WHAT IS EXPECTED → Return everything from the line containing "x-tick-label: Sep xyxy=(238,674,258,686)" down to the line containing "y-tick-label: 500000.00 xyxy=(1156,580,1208,592)", both included, reproduced character for character.

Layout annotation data
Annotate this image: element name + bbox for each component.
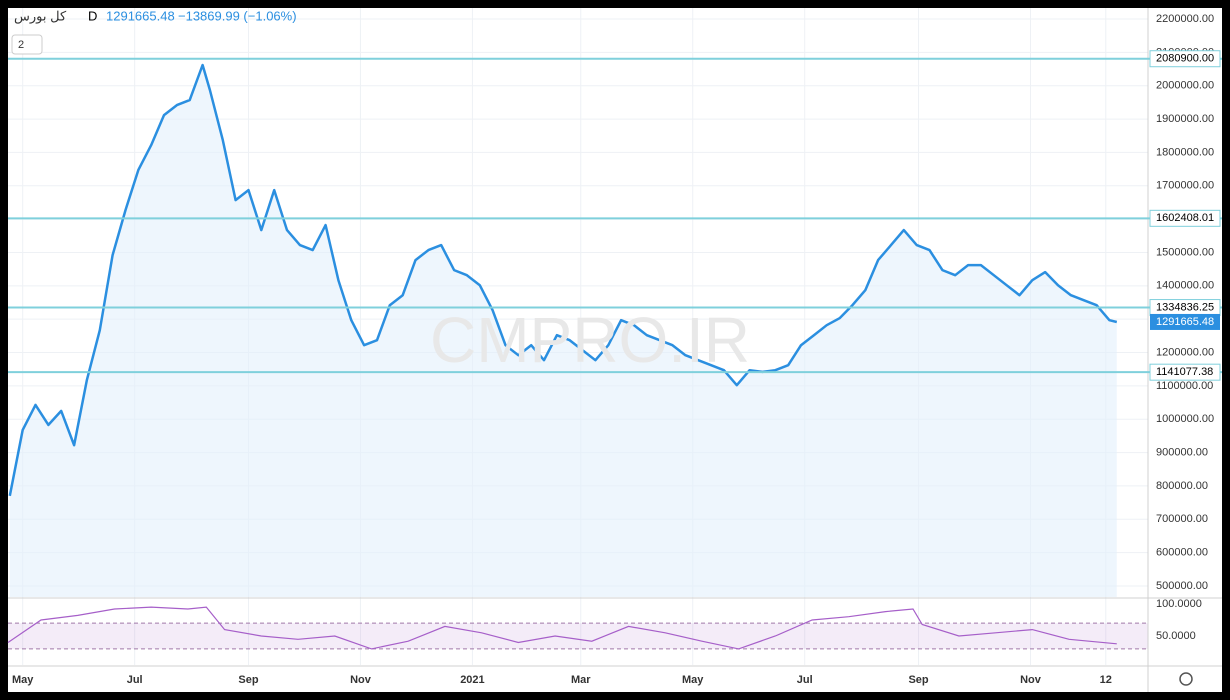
x-tick-label: Sep xyxy=(238,674,258,686)
x-tick-label: Sep xyxy=(908,674,928,686)
y-tick-label: 1400000.00 xyxy=(1156,280,1214,292)
y-tick-label: 1700000.00 xyxy=(1156,180,1214,192)
level-label: 1334836.25 xyxy=(1156,301,1214,313)
y-tick-label: 1100000.00 xyxy=(1156,380,1213,392)
last-price-label: 1291665.48 xyxy=(1156,316,1214,328)
y-tick-label: 500000.00 xyxy=(1156,580,1208,592)
y-tick-label: 2000000.00 xyxy=(1156,80,1214,92)
settings-icon[interactable] xyxy=(1179,672,1193,686)
y-tick-label: 1000000.00 xyxy=(1156,413,1214,425)
level-tag xyxy=(1149,209,1221,227)
plot xyxy=(7,8,1148,665)
y-tick-label: 1200000.00 xyxy=(1156,346,1214,358)
symbol: کل بورس xyxy=(14,8,67,24)
y-tick-label: 2200000.00 xyxy=(1156,13,1214,25)
level-label: 2080900.00 xyxy=(1156,53,1214,65)
level-label: 1602408.01 xyxy=(1156,212,1214,224)
area xyxy=(9,65,1117,597)
rsi-tick-label: 50.0000 xyxy=(1156,630,1196,642)
y-tick-label: 1800000.00 xyxy=(1156,146,1214,158)
x-tick-label: Mar xyxy=(571,674,591,686)
x-tick-label: 12 xyxy=(1100,674,1112,686)
y-tick-label: 700000.00 xyxy=(1156,513,1208,525)
y-tick-label: 800000.00 xyxy=(1156,480,1208,492)
level-label: 1141077.38 xyxy=(1156,366,1213,378)
price-line xyxy=(8,63,1118,497)
rsi-tick-label: 100.0000 xyxy=(1156,598,1202,610)
interval: D xyxy=(88,8,97,23)
x-tick-label: May xyxy=(12,674,34,686)
level-tag xyxy=(1149,50,1221,68)
x-tick-label: Jul xyxy=(797,674,813,686)
change: −13869.99 (−1.06%) xyxy=(178,8,297,23)
x-tick-label: Jul xyxy=(127,674,143,686)
rsi-line xyxy=(7,606,1117,650)
price: 1291665.48 xyxy=(106,8,175,23)
last-price-tag xyxy=(1150,313,1220,330)
y-tick-label: 1500000.00 xyxy=(1156,246,1214,258)
y-tick-label: 600000.00 xyxy=(1156,547,1208,559)
x-tick-label: Nov xyxy=(350,674,372,686)
layers-count[interactable]: 2 xyxy=(18,39,24,51)
x-tick-label: Nov xyxy=(1020,674,1042,686)
level-tag xyxy=(1149,363,1221,381)
watermark: CMPRO.IR xyxy=(430,304,750,376)
rsi-band xyxy=(8,623,1148,649)
x-tick-label: May xyxy=(682,674,704,686)
y-tick-label: 1900000.00 xyxy=(1156,113,1214,125)
x-tick-label: 2021 xyxy=(460,674,484,686)
y-tick-label: 900000.00 xyxy=(1156,446,1208,458)
layers-button[interactable] xyxy=(11,34,43,55)
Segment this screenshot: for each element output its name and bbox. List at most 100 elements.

TASK SOLUTION →
x-tick-label: Sep xyxy=(238,674,258,686)
x-tick-label: Sep xyxy=(908,674,928,686)
y-tick-label: 1400000.00 xyxy=(1156,280,1214,292)
y-tick-label: 1700000.00 xyxy=(1156,180,1214,192)
level-label: 1334836.25 xyxy=(1156,301,1214,313)
y-tick-label: 1100000.00 xyxy=(1156,380,1213,392)
last-price-label: 1291665.48 xyxy=(1156,316,1214,328)
y-tick-label: 500000.00 xyxy=(1156,580,1208,592)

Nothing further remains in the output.